**Job**
Pull every line that holds the word "完成下面小题" from the entries.

-- START OF Items --

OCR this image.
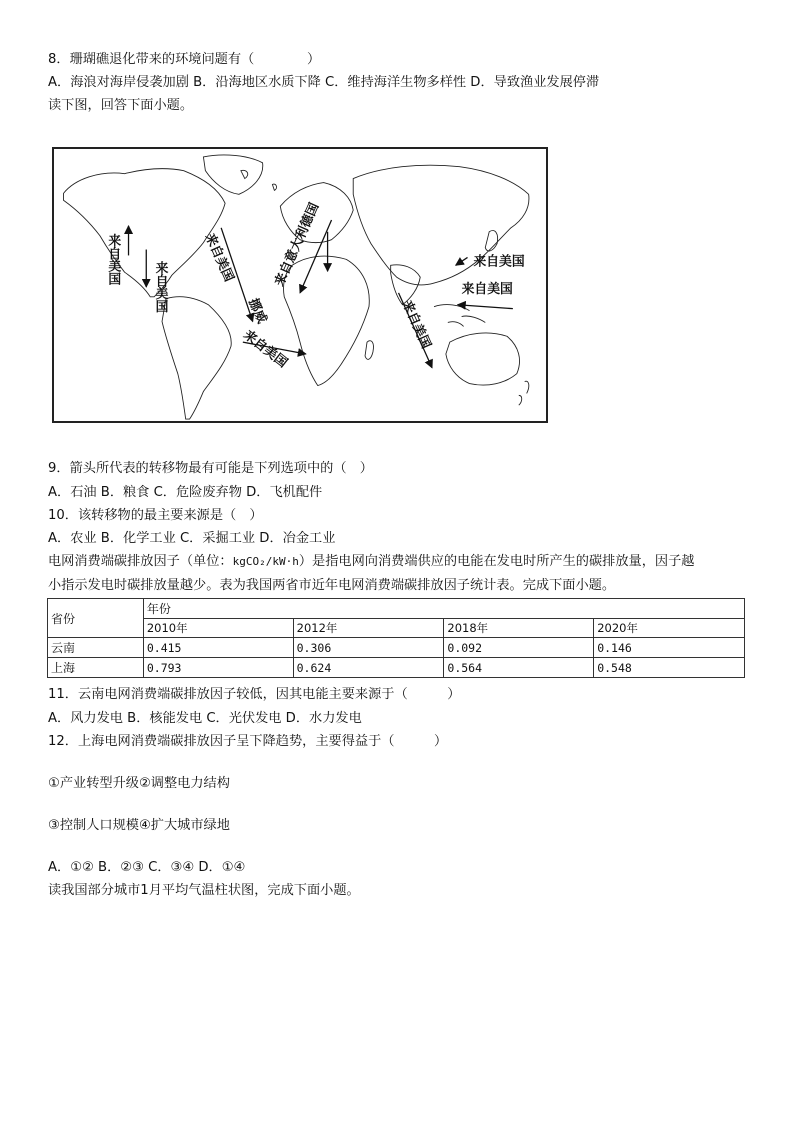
8．珊瑚礁退化带来的环境问题有（　　　　）
A．海浪对海岸侵袭加剧 B．沿海地区水质下降 C．维持海洋生物多样性 D．导致渔业发展停滞
读下图，回答下面小题。
来自美国
来自美国
来自美国
挪威
来自意大利德国
来自美国	来自美国
来自美国
来自美国
9．箭头所代表的转移物最有可能是下列选项中的（　）
A．石油 B．粮食 C．危险废弃物 D．飞机配件
10．该转移物的最主要来源是（　）
A．农业 B．化学工业 C．采掘工业 D．冶金工业
电网消费端碳排放因子（单位：kgCO₂/kW·h）是指电网向消费端供应的电能在发电时所产生的碳排放量，因子越
小指示发电时碳排放量越少。表为我国两省市近年电网消费端碳排放因子统计表。完成下面小题。
省份	年份			
	2010年	2012年	2018年	2020年
云南	0.415	0.306	0.092	0.146
上海	0.793	0.624	0.564	0.548
11．云南电网消费端碳排放因子较低，因其电能主要来源于（　　　）
A．风力发电 B．核能发电 C．光伏发电 D．水力发电
12．上海电网消费端碳排放因子呈下降趋势，主要得益于（　　　）
①产业转型升级②调整电力结构
③控制人口规模④扩大城市绿地
A．①② B．②③ C．③④ D．①④
读我国部分城市1月平均气温柱状图，完成下面小题。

-- END OF Items --

**Result of the task**
小指示发电时碳排放量越少。表为我国两省市近年电网消费端碳排放因子统计表。完成下面小题。
读我国部分城市1月平均气温柱状图，完成下面小题。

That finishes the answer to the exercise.